=== The data ===

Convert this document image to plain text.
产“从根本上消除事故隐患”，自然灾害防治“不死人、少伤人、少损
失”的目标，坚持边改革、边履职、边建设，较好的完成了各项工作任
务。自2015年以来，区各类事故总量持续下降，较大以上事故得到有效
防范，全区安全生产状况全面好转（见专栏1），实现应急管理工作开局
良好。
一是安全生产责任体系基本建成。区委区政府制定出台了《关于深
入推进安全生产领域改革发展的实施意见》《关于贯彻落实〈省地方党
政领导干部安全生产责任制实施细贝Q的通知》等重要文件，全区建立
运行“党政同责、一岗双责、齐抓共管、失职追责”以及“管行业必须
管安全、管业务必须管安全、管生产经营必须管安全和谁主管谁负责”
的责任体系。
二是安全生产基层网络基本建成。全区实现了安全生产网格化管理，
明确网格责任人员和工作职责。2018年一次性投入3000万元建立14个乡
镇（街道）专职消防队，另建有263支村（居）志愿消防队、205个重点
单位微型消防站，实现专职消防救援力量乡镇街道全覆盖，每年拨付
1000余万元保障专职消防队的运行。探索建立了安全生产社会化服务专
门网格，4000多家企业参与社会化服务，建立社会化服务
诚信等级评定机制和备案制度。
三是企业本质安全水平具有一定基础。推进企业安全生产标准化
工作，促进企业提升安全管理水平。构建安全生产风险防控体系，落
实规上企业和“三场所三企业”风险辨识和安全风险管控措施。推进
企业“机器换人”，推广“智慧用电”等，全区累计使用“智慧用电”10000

===

• Objective
Your task is to repeat the data exactly, with nothing left out.

• Output for this exercise
Convert this document image to plain text.
产“从根本上消除事故隐患”，自然灾害防治“不死人、少伤人、少损
失”的目标，坚持边改革、边履职、边建设，较好的完成了各项工作任
务。自2015年以来，区各类事故总量持续下降，较大以上事故得到有效
防范，全区安全生产状况全面好转（见专栏1），实现应急管理工作开局
良好。
一是安全生产责任体系基本建成。区委区政府制定出台了《关于深
入推进安全生产领域改革发展的实施意见》《关于贯彻落实〈省地方党
政领导干部安全生产责任制实施细贝Q的通知》等重要文件，全区建立
运行“党政同责、一岗双责、齐抓共管、失职追责”以及“管行业必须
管安全、管业务必须管安全、管生产经营必须管安全和谁主管谁负责”
的责任体系。
二是安全生产基层网络基本建成。全区实现了安全生产网格化管理，
明确网格责任人员和工作职责。2018年一次性投入3000万元建立14个乡
镇（街道）专职消防队，另建有263支村（居）志愿消防队、205个重点
单位微型消防站，实现专职消防救援力量乡镇街道全覆盖，每年拨付
1000余万元保障专职消防队的运行。探索建立了安全生产社会化服务专
门网格，4000多家企业参与社会化服务，建立社会化服务
诚信等级评定机制和备案制度。
三是企业本质安全水平具有一定基础。推进企业安全生产标准化
工作，促进企业提升安全管理水平。构建安全生产风险防控体系，落
实规上企业和“三场所三企业”风险辨识和安全风险管控措施。推进
企业“机器换人”，推广“智慧用电”等，全区累计使用“智慧用电”10000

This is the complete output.